_Written problem_: Everything in the listing should be restated word for word.

########################################

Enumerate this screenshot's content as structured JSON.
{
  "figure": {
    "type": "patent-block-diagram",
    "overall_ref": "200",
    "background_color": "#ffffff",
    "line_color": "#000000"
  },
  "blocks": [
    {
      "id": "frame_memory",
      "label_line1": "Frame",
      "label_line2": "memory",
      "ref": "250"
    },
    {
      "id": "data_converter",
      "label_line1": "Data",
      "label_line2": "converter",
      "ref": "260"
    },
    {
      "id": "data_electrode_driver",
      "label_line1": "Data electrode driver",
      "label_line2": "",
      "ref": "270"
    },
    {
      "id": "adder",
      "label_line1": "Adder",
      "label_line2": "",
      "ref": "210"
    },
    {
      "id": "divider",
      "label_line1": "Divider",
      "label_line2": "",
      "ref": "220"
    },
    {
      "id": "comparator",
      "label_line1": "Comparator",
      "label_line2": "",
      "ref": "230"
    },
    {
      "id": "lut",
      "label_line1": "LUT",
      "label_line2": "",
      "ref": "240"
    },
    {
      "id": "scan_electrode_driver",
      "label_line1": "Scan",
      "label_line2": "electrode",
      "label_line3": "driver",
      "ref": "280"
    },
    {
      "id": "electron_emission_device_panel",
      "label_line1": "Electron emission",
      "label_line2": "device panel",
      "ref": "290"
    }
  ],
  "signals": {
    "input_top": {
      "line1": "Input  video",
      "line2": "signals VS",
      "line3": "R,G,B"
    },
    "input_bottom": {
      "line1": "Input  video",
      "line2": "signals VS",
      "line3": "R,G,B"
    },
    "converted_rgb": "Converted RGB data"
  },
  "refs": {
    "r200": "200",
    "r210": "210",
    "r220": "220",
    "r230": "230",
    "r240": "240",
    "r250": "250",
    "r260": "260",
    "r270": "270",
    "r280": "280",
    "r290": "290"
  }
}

########################################

_Output_:
Enumerate this screenshot's content as structured JSON.
{
  "figure": {
    "type": "patent-block-diagram",
    "overall_ref": "200",
    "background_color": "#ffffff",
    "line_color": "#000000"
  },
  "blocks": [
    {
      "id": "frame_memory",
      "label_line1": "Frame",
      "label_line2": "memory",
      "ref": "250"
    },
    {
      "id": "data_converter",
      "label_line1": "Data",
      "label_line2": "converter",
      "ref": "260"
    },
    {
      "id": "data_electrode_driver",
      "label_line1": "Data electrode driver",
      "label_line2": "",
      "ref": "270"
    },
    {
      "id": "adder",
      "label_line1": "Adder",
      "label_line2": "",
      "ref": "210"
    },
    {
      "id": "divider",
      "label_line1": "Divider",
      "label_line2": "",
      "ref": "220"
    },
    {
      "id": "comparator",
      "label_line1": "Comparator",
      "label_line2": "",
      "ref": "230"
    },
    {
      "id": "lut",
      "label_line1": "LUT",
      "label_line2": "",
      "ref": "240"
    },
    {
      "id": "scan_electrode_driver",
      "label_line1": "Scan",
      "label_line2": "electrode",
      "label_line3": "driver",
      "ref": "280"
    },
    {
      "id": "electron_emission_device_panel",
      "label_line1": "Electron emission",
      "label_line2": "device panel",
      "ref": "290"
    }
  ],
  "signals": {
    "input_top": {
      "line1": "Input  video",
      "line2": "signals VS",
      "line3": "R,G,B"
    },
    "input_bottom": {
      "line1": "Input  video",
      "line2": "signals VS",
      "line3": "R,G,B"
    },
    "converted_rgb": "Converted RGB data"
  },
  "refs": {
    "r200": "200",
    "r210": "210",
    "r220": "220",
    "r230": "230",
    "r240": "240",
    "r250": "250",
    "r260": "260",
    "r270": "270",
    "r280": "280",
    "r290": "290"
  }
}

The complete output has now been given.